What to produce: Set down the full listing exactly as given. Any pictures are to be left out.

-- begin Listing --

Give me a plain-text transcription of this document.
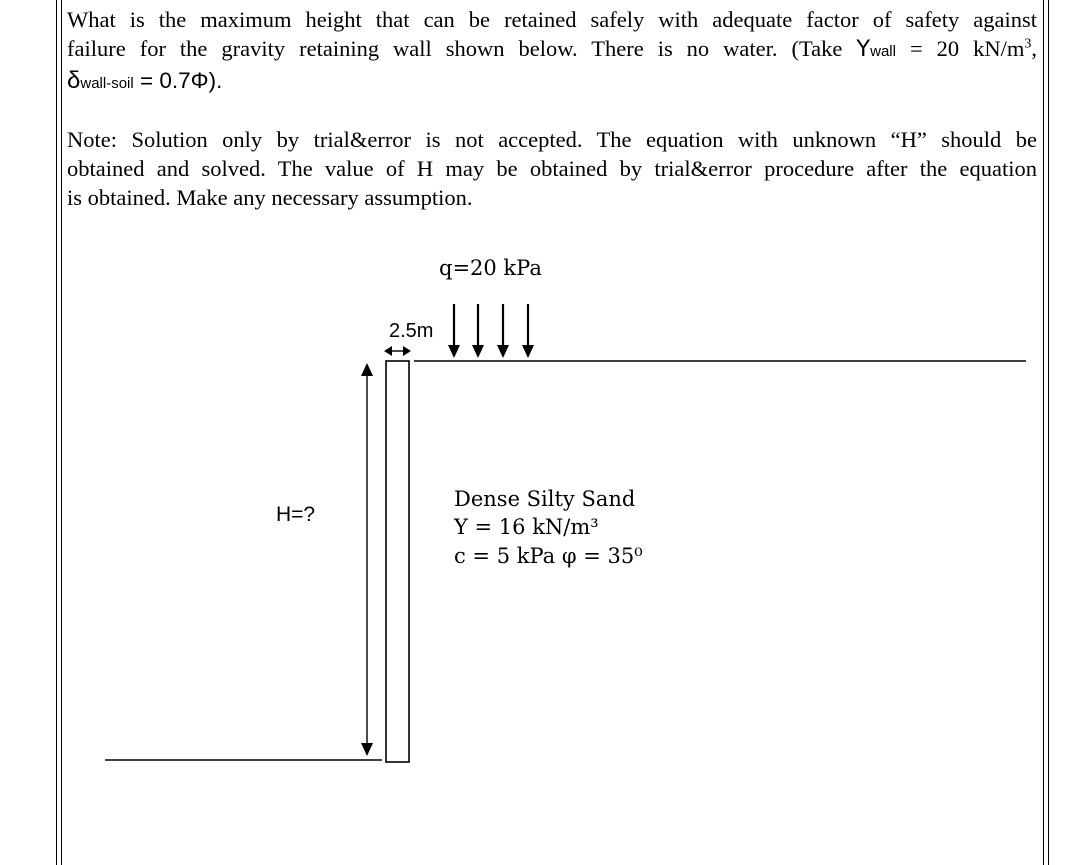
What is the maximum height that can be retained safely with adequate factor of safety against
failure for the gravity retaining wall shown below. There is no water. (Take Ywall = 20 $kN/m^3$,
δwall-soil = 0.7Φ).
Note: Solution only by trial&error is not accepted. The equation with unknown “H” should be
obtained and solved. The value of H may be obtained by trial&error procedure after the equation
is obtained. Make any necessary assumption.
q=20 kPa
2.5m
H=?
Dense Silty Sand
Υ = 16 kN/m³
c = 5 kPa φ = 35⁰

-- end Listing --

Completed exercise:
Give me a plain-text transcription of this document.
What is the maximum height that can be retained safely with adequate factor of safety against
failure for the gravity retaining wall shown below. There is no water. (Take Ywall = 20 $kN/m^3$,
δwall-soil = 0.7Φ).
Note: Solution only by trial&error is not accepted. The equation with unknown “H” should be
obtained and solved. The value of H may be obtained by trial&error procedure after the equation
is obtained. Make any necessary assumption.
q=20 kPa
2.5m
H=?
Dense Silty Sand
Υ = 16 kN/m³
c = 5 kPa φ = 35⁰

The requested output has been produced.